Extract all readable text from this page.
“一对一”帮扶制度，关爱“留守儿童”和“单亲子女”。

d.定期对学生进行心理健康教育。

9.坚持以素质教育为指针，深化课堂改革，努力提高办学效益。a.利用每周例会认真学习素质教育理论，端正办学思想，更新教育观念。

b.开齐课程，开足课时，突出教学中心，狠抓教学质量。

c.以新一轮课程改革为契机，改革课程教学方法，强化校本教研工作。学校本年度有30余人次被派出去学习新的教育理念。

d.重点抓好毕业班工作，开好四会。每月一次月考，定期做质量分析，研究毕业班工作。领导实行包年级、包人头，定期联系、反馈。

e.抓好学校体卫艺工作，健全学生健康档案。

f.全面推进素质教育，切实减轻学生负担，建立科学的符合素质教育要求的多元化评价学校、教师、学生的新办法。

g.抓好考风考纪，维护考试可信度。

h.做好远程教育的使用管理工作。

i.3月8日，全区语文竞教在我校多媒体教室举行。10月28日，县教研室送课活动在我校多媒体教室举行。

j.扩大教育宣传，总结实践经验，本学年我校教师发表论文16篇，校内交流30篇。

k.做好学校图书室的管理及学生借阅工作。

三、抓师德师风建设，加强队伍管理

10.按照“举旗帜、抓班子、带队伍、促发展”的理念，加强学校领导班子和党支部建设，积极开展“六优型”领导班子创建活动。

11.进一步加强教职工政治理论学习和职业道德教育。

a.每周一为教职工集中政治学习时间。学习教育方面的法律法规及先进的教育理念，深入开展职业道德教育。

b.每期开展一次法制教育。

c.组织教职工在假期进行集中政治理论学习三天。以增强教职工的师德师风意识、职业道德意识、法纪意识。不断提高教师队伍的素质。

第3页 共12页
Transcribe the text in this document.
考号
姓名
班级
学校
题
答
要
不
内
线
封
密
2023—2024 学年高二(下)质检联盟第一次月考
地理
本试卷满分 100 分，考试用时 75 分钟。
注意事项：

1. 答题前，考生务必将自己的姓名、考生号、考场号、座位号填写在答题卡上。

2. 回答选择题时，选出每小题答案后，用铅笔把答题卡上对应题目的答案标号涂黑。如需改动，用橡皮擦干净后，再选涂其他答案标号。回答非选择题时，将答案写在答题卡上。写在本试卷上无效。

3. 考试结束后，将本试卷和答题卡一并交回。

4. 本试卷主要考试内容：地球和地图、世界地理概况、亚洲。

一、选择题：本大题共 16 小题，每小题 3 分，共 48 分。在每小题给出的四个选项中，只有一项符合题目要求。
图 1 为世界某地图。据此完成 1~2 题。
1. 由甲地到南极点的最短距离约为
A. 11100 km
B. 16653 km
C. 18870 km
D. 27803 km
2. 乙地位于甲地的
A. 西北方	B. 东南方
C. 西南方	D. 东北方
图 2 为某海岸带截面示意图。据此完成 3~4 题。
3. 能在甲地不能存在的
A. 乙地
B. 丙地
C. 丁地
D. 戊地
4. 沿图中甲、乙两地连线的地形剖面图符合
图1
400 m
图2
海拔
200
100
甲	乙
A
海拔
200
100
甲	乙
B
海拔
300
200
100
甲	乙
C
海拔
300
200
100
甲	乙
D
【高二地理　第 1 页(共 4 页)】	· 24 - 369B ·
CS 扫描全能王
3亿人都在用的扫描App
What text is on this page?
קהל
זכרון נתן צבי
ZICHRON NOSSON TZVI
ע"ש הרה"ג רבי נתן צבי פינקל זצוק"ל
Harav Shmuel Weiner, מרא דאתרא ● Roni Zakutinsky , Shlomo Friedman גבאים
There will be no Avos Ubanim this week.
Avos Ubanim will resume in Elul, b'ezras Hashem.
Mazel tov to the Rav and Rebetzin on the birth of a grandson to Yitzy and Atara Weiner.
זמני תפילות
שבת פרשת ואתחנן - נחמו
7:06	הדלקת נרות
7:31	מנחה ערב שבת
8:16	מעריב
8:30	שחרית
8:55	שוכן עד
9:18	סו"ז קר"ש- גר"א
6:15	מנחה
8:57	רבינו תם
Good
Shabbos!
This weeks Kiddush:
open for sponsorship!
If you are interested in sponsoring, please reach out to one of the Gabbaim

===

Your goal :: What is the number of lines in the data that hold the string "text"? Answer with the number only.

Worked answer :: 3